> [Input data]:

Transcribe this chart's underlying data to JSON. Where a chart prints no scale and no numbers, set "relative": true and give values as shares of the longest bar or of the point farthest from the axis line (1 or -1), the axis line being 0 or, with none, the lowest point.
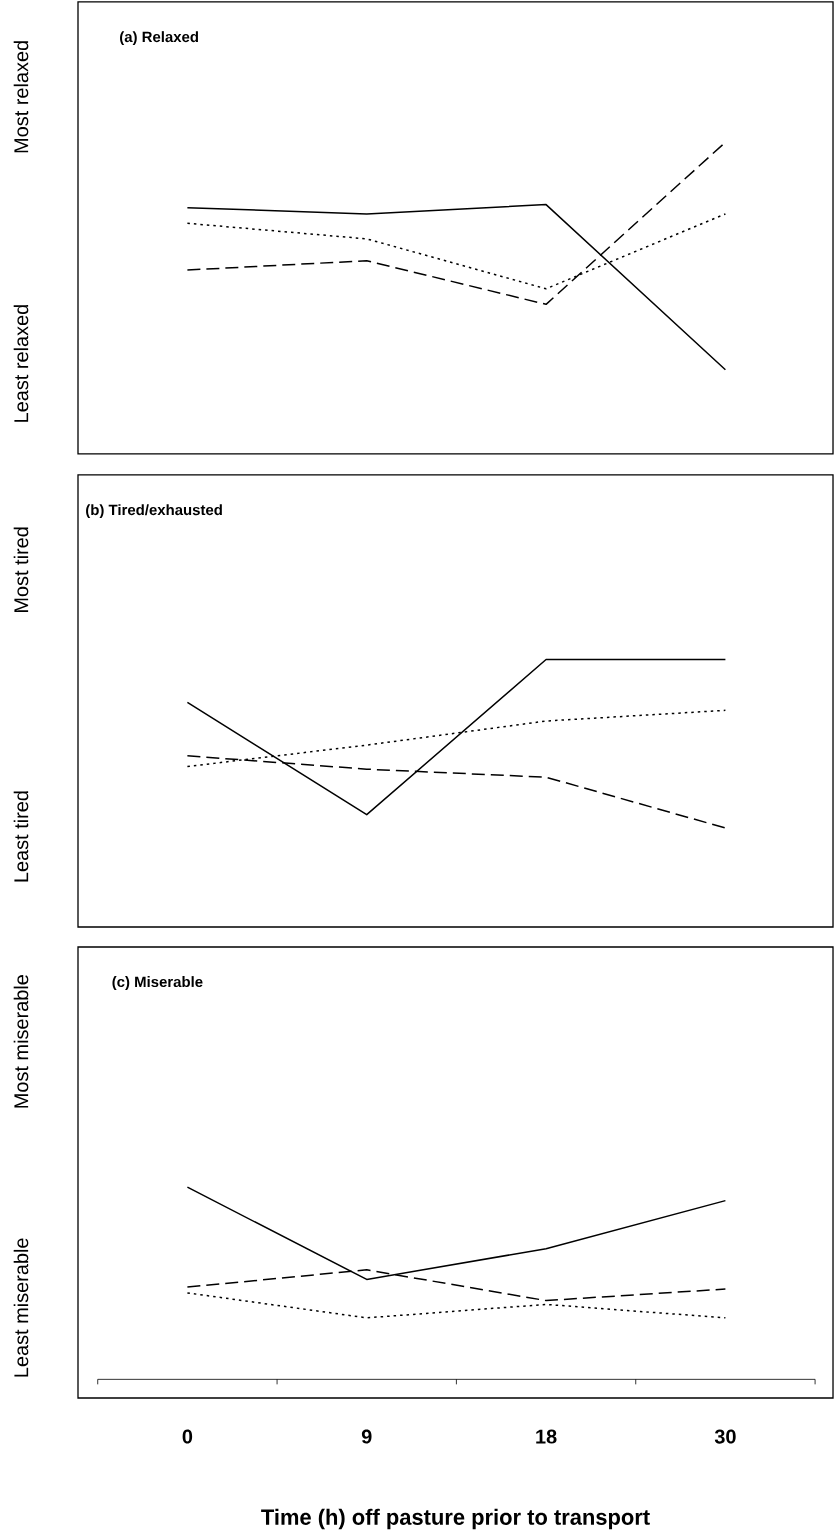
{
  "chart_data": [
    {
      "type": "line",
      "title": "(a) Relaxed",
      "relative": true,
      "tick_labels": false,
      "categories": [
        "0",
        "9",
        "18",
        "30"
      ],
      "annotations": [
        "Most relaxed",
        "Least relaxed"
      ],
      "series": [
        {
          "color": "#000000",
          "line_style": "solid",
          "values": [
            0.79,
            0.77,
            0.8,
            0.27
          ]
        },
        {
          "color": "#000000",
          "line_style": "dotted",
          "values": [
            0.74,
            0.69,
            0.53,
            0.77
          ]
        },
        {
          "color": "#000000",
          "line_style": "dashed",
          "values": [
            0.59,
            0.62,
            0.48,
            1.0
          ]
        }
      ]
    },
    {
      "type": "line",
      "title": "(b) Tired/exhausted",
      "relative": true,
      "tick_labels": false,
      "categories": [
        "0",
        "9",
        "18",
        "30"
      ],
      "annotations": [
        "Most tired",
        "Least tired"
      ],
      "series": [
        {
          "color": "#000000",
          "line_style": "solid",
          "values": [
            0.84,
            0.42,
            1.0,
            1.0
          ]
        },
        {
          "color": "#000000",
          "line_style": "dotted",
          "values": [
            0.6,
            0.68,
            0.77,
            0.81
          ]
        },
        {
          "color": "#000000",
          "line_style": "dashed",
          "values": [
            0.64,
            0.59,
            0.56,
            0.37
          ]
        }
      ]
    },
    {
      "type": "line",
      "title": "(c) Miserable",
      "relative": true,
      "tick_labels": "x",
      "categories": [
        "0",
        "9",
        "18",
        "30"
      ],
      "xlabel": "Time (h) off pasture prior to transport",
      "annotations": [
        "Most miserable",
        "Least miserable"
      ],
      "series": [
        {
          "color": "#000000",
          "line_style": "solid",
          "values": [
            1.0,
            0.52,
            0.68,
            0.93
          ]
        },
        {
          "color": "#000000",
          "line_style": "dotted",
          "values": [
            0.45,
            0.32,
            0.39,
            0.32
          ]
        },
        {
          "color": "#000000",
          "line_style": "dashed",
          "values": [
            0.48,
            0.57,
            0.41,
            0.47
          ]
        }
      ]
    }
  ]
}
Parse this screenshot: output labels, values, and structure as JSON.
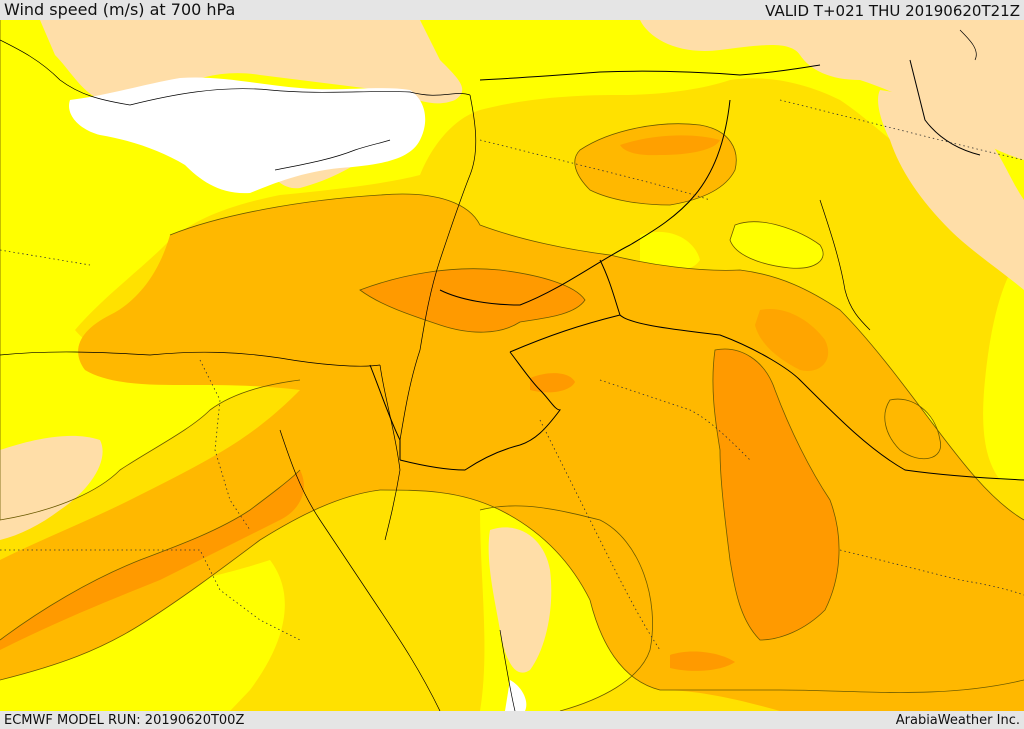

> [What is asked]: The pictures should not be reproduced; quote all of the other material exactly.

> [Correct answer]:
Transcribe this chart's underlying data to JSON. Where a chart prints no scale and no numbers, set "relative": true and give values as shares of the longest bar or of the point farthest from the axis line (1 or -1), the axis line being 0 or, with none, the lowest point.
{
  "chart_data": [
    {
      "type": "line",
      "title": "(a) Relaxed",
      "relative": true,
      "tick_labels": false,
      "categories": [
        "0",
        "9",
        "18",
        "30"
      ],
      "annotations": [
        "Most relaxed",
        "Least relaxed"
      ],
      "series": [
        {
          "color": "#000000",
          "line_style": "solid",
          "values": [
            0.79,
            0.77,
            0.8,
            0.27
          ]
        },
        {
          "color": "#000000",
          "line_style": "dotted",
          "values": [
            0.74,
            0.69,
            0.53,
            0.77
          ]
        },
        {
          "color": "#000000",
          "line_style": "dashed",
          "values": [
            0.59,
            0.62,
            0.48,
            1.0
          ]
        }
      ]
    },
    {
      "type": "line",
      "title": "(b) Tired/exhausted",
      "relative": true,
      "tick_labels": false,
      "categories": [
        "0",
        "9",
        "18",
        "30"
      ],
      "annotations": [
        "Most tired",
        "Least tired"
      ],
      "series": [
        {
          "color": "#000000",
          "line_style": "solid",
          "values": [
            0.84,
            0.42,
            1.0,
            1.0
          ]
        },
        {
          "color": "#000000",
          "line_style": "dotted",
          "values": [
            0.6,
            0.68,
            0.77,
            0.81
          ]
        },
        {
          "color": "#000000",
          "line_style": "dashed",
          "values": [
            0.64,
            0.59,
            0.56,
            0.37
          ]
        }
      ]
    },
    {
      "type": "line",
      "title": "(c) Miserable",
      "relative": true,
      "tick_labels": "x",
      "categories": [
        "0",
        "9",
        "18",
        "30"
      ],
      "xlabel": "Time (h) off pasture prior to transport",
      "annotations": [
        "Most miserable",
        "Least miserable"
      ],
      "series": [
        {
          "color": "#000000",
          "line_style": "solid",
          "values": [
            1.0,
            0.52,
            0.68,
            0.93
          ]
        },
        {
          "color": "#000000",
          "line_style": "dotted",
          "values": [
            0.45,
            0.32,
            0.39,
            0.32
          ]
        },
        {
          "color": "#000000",
          "line_style": "dashed",
          "values": [
            0.48,
            0.57,
            0.41,
            0.47
          ]
        }
      ]
    }
  ]
}
Parse this screenshot: output labels, values, and structure as JSON.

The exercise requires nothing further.